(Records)
========================
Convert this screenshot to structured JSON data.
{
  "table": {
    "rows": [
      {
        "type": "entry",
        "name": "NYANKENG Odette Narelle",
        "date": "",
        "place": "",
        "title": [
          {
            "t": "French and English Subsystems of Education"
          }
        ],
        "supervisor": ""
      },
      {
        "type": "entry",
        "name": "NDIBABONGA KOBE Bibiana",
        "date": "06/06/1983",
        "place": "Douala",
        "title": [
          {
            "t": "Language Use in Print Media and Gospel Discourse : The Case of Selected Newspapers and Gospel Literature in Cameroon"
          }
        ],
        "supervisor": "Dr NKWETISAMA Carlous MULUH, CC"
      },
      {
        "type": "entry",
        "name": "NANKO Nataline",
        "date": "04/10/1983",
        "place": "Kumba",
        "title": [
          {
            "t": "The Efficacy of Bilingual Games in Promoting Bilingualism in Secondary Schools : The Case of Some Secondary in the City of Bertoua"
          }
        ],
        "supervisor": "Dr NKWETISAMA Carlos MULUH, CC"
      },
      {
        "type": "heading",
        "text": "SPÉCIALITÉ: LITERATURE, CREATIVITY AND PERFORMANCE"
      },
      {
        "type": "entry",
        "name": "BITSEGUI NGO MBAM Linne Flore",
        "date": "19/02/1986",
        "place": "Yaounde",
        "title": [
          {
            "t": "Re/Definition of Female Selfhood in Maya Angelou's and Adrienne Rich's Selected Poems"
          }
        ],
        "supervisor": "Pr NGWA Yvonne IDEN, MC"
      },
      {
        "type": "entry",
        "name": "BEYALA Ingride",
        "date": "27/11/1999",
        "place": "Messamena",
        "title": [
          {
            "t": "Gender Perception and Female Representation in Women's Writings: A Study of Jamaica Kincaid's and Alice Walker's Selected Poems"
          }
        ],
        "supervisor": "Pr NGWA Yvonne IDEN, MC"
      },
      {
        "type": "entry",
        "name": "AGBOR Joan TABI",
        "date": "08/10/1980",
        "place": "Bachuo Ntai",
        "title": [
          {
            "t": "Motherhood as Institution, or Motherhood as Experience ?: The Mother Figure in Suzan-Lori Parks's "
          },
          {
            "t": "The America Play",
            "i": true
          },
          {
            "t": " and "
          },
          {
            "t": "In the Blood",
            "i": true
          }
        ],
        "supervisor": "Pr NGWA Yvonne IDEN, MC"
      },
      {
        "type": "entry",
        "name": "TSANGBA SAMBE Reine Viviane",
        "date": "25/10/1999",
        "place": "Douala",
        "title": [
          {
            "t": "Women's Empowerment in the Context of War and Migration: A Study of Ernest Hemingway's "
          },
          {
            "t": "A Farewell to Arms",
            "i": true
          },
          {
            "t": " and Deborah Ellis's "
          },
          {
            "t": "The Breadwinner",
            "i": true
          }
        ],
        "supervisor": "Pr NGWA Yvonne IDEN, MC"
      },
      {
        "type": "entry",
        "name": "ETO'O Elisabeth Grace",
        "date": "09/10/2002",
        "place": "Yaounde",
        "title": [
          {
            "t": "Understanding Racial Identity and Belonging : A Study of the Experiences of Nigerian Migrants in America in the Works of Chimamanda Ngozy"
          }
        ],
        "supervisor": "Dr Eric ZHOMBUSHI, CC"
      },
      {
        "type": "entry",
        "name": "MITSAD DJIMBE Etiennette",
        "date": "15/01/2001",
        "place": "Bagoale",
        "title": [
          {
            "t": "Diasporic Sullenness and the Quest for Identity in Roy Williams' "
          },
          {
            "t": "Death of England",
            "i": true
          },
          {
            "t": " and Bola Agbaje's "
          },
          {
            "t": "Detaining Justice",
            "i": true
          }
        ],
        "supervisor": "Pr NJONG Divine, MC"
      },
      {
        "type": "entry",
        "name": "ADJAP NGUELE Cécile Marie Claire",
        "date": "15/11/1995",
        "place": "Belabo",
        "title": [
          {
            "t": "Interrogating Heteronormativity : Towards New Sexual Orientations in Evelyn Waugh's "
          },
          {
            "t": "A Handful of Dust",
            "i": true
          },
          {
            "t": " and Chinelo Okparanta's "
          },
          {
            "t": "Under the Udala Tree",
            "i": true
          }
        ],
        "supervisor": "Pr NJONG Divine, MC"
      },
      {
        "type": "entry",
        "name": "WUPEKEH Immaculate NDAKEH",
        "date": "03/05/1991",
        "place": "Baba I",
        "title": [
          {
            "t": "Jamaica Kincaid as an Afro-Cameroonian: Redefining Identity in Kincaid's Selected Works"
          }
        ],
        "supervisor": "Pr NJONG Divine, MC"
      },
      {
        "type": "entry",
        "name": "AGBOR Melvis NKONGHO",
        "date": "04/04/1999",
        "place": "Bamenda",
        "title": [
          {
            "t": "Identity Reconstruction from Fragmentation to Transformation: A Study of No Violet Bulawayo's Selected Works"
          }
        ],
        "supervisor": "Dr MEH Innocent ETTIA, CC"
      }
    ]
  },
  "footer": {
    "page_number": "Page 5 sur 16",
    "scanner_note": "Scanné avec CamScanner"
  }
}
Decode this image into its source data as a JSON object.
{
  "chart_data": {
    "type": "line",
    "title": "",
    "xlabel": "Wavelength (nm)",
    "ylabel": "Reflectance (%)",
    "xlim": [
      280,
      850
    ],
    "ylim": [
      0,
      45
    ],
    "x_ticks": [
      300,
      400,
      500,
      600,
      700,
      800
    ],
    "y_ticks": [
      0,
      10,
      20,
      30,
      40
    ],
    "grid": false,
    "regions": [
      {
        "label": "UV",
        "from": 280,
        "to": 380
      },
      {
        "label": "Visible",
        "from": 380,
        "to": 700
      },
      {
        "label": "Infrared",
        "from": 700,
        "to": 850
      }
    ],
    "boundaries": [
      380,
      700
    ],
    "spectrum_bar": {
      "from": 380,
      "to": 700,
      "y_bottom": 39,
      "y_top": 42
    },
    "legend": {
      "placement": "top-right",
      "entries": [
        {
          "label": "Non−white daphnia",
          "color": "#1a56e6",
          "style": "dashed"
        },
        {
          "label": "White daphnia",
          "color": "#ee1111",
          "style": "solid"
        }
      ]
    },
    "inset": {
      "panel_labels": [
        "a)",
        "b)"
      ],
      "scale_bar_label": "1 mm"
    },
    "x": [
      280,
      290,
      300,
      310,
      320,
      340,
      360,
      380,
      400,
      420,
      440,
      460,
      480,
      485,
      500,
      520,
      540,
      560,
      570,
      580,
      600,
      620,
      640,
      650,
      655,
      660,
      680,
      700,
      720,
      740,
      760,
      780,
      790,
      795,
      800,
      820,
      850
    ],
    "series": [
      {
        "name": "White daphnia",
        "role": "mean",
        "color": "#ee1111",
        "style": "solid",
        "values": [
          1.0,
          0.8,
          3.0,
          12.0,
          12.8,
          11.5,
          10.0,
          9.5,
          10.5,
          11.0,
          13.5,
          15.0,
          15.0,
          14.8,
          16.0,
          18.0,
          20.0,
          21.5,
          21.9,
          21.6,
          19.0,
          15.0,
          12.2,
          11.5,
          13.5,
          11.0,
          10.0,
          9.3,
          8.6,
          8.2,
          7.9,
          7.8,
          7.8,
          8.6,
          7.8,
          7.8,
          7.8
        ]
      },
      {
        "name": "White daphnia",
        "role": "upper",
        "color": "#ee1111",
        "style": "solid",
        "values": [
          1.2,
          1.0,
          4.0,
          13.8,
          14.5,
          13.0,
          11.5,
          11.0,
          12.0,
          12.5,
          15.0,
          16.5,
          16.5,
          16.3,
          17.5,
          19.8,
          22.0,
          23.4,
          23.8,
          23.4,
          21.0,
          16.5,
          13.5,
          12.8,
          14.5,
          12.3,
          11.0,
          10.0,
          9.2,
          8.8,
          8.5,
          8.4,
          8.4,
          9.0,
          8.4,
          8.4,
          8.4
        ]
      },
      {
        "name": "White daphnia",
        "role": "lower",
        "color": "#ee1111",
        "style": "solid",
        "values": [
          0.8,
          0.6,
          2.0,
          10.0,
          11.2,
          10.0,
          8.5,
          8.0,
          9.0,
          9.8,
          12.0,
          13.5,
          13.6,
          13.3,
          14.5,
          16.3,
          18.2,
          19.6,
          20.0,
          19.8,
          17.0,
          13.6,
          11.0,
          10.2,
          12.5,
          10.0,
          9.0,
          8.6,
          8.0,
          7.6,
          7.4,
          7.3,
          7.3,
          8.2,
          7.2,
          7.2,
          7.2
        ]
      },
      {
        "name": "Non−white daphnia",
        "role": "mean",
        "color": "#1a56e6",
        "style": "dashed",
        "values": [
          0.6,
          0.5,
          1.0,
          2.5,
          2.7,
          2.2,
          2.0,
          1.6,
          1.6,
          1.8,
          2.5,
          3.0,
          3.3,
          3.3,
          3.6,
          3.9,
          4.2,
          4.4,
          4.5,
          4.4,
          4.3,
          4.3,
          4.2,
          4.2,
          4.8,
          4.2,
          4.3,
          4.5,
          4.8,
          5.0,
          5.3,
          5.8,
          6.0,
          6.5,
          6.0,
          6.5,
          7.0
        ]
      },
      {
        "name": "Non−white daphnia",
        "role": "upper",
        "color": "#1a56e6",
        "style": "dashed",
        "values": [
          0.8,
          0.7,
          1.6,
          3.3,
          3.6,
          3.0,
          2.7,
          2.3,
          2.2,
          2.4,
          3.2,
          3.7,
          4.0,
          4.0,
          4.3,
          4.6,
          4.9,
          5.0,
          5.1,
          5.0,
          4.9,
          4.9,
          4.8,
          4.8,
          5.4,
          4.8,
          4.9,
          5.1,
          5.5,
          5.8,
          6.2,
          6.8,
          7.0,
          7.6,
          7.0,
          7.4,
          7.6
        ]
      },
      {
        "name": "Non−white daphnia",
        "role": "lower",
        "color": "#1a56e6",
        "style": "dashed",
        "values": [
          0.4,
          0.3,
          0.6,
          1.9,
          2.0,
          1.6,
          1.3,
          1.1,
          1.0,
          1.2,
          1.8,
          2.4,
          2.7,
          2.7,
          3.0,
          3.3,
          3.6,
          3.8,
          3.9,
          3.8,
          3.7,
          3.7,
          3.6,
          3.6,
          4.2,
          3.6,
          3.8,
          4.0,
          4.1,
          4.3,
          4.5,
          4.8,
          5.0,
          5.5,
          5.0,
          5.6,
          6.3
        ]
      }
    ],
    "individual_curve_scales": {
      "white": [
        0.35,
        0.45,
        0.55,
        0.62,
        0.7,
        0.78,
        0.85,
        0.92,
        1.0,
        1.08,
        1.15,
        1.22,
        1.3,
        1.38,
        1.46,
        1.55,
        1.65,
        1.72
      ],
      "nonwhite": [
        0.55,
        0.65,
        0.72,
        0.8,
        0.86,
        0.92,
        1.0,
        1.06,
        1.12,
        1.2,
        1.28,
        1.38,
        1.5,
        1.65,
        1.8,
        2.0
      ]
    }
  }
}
========================
WHAT YOU WILL DO:
Where a line holds "Identity", copy that line.

RESPONSE TO THIS TASK:
            "t": "Understanding Racial Identity and Belonging : A Study of the Experiences of Nigerian Migrants in America in the Works of Chimamanda Ngozy"
            "t": "Diasporic Sullenness and the Quest for Identity in Roy Williams' "
            "t": "Jamaica Kincaid as an Afro-Cameroonian: Redefining Identity in Kincaid's Selected Works"
            "t": "Identity Reconstruction from Fragmentation to Transformation: A Study of No Violet Bulawayo's Selected Works"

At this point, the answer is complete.